[start Supplied data]
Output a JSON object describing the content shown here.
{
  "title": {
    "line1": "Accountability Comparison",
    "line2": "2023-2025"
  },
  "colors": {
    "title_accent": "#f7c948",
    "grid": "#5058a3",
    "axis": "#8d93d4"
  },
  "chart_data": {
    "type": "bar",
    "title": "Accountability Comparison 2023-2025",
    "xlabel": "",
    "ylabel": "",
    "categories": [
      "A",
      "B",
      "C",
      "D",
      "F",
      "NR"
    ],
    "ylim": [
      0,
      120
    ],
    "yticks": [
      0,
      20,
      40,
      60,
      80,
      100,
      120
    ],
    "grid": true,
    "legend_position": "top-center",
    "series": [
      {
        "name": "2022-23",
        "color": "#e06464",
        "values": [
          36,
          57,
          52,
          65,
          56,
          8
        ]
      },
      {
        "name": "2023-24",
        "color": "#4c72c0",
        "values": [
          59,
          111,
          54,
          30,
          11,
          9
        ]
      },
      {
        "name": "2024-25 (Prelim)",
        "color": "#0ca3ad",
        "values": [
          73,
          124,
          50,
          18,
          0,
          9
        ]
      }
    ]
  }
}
[end Supplied data]
Return the lines of the records that include the string "Comparison".

    "line1": "Accountability Comparison",
    "title": "Accountability Comparison 2023-2025",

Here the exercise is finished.